Items listed in a dataset
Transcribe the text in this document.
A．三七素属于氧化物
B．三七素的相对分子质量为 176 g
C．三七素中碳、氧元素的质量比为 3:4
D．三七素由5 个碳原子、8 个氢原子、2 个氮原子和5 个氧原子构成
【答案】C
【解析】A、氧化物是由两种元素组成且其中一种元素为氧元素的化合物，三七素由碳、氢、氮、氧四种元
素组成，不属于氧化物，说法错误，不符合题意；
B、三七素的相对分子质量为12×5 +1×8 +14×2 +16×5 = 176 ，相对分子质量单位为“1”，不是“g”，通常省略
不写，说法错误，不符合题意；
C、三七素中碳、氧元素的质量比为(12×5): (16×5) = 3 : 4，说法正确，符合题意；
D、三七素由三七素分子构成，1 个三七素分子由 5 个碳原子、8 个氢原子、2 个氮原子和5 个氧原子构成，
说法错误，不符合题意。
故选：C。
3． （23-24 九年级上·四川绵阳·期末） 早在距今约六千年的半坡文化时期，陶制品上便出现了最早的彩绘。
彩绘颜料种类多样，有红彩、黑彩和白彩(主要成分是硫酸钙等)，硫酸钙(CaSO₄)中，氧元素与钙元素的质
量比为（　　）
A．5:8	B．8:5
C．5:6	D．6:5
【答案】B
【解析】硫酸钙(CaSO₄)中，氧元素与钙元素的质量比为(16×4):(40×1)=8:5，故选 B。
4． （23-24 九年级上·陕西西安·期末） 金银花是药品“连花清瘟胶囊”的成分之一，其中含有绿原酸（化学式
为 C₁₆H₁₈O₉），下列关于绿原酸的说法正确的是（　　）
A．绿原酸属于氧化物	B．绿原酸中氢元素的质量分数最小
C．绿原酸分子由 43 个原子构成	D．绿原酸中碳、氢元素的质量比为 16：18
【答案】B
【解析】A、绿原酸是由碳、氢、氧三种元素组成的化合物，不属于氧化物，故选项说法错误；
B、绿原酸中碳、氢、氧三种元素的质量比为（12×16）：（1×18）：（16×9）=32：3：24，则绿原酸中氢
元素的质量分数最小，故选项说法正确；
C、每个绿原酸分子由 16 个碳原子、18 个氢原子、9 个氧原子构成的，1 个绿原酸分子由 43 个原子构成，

■ Short problem: Extract each record, keeping it identical to the original.

■ Correct answer:
Transcribe the text in this document.
A．三七素属于氧化物
B．三七素的相对分子质量为 176 g
C．三七素中碳、氧元素的质量比为 3:4
D．三七素由5 个碳原子、8 个氢原子、2 个氮原子和5 个氧原子构成
【答案】C
【解析】A、氧化物是由两种元素组成且其中一种元素为氧元素的化合物，三七素由碳、氢、氮、氧四种元
素组成，不属于氧化物，说法错误，不符合题意；
B、三七素的相对分子质量为12×5 +1×8 +14×2 +16×5 = 176 ，相对分子质量单位为“1”，不是“g”，通常省略
不写，说法错误，不符合题意；
C、三七素中碳、氧元素的质量比为(12×5): (16×5) = 3 : 4，说法正确，符合题意；
D、三七素由三七素分子构成，1 个三七素分子由 5 个碳原子、8 个氢原子、2 个氮原子和5 个氧原子构成，
说法错误，不符合题意。
故选：C。
3． （23-24 九年级上·四川绵阳·期末） 早在距今约六千年的半坡文化时期，陶制品上便出现了最早的彩绘。
彩绘颜料种类多样，有红彩、黑彩和白彩(主要成分是硫酸钙等)，硫酸钙(CaSO₄)中，氧元素与钙元素的质
量比为（　　）
A．5:8	B．8:5
C．5:6	D．6:5
【答案】B
【解析】硫酸钙(CaSO₄)中，氧元素与钙元素的质量比为(16×4):(40×1)=8:5，故选 B。
4． （23-24 九年级上·陕西西安·期末） 金银花是药品“连花清瘟胶囊”的成分之一，其中含有绿原酸（化学式
为 C₁₆H₁₈O₉），下列关于绿原酸的说法正确的是（　　）
A．绿原酸属于氧化物	B．绿原酸中氢元素的质量分数最小
C．绿原酸分子由 43 个原子构成	D．绿原酸中碳、氢元素的质量比为 16：18
【答案】B
【解析】A、绿原酸是由碳、氢、氧三种元素组成的化合物，不属于氧化物，故选项说法错误；
B、绿原酸中碳、氢、氧三种元素的质量比为（12×16）：（1×18）：（16×9）=32：3：24，则绿原酸中氢
元素的质量分数最小，故选项说法正确；
C、每个绿原酸分子由 16 个碳原子、18 个氢原子、9 个氧原子构成的，1 个绿原酸分子由 43 个原子构成，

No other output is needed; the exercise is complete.